** Set exercise **
Examine each line of the data. Copy those that contain the string "Create".

··· Record excerpts

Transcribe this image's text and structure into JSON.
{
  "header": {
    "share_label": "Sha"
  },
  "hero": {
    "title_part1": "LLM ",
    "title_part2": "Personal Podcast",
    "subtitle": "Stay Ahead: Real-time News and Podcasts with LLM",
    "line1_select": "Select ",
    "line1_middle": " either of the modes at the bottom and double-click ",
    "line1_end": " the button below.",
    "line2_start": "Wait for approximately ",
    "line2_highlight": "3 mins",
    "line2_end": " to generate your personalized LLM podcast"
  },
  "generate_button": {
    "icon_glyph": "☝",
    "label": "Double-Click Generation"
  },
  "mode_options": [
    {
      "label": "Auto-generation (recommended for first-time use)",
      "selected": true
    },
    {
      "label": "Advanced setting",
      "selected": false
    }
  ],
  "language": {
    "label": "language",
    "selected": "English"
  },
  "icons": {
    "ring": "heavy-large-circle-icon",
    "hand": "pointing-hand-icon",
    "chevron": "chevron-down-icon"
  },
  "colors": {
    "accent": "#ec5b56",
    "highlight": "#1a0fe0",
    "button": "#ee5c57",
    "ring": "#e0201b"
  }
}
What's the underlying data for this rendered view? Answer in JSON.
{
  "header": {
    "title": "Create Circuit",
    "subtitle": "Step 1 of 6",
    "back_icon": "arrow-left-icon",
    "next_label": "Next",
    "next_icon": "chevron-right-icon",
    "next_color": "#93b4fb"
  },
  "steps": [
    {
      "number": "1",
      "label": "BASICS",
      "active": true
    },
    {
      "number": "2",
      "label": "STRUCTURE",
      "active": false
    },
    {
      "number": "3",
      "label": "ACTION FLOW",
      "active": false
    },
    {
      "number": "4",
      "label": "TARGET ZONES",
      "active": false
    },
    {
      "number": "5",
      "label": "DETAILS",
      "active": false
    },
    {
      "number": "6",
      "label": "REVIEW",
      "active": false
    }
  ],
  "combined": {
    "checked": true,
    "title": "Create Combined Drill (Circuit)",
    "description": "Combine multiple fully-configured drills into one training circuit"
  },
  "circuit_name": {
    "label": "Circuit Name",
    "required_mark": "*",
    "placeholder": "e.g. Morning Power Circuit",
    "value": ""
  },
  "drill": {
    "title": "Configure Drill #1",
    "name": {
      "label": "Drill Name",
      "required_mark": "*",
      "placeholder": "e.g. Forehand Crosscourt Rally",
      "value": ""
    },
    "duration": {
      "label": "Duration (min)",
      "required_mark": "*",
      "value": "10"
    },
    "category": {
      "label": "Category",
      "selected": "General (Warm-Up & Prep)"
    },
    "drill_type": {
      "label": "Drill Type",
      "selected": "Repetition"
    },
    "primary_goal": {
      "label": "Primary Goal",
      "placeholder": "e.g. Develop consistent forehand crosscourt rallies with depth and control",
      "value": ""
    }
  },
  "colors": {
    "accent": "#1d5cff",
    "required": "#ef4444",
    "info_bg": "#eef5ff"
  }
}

······

** Result of this task **
    "title": "Create Circuit",
    "title": "Create Combined Drill (Circuit)",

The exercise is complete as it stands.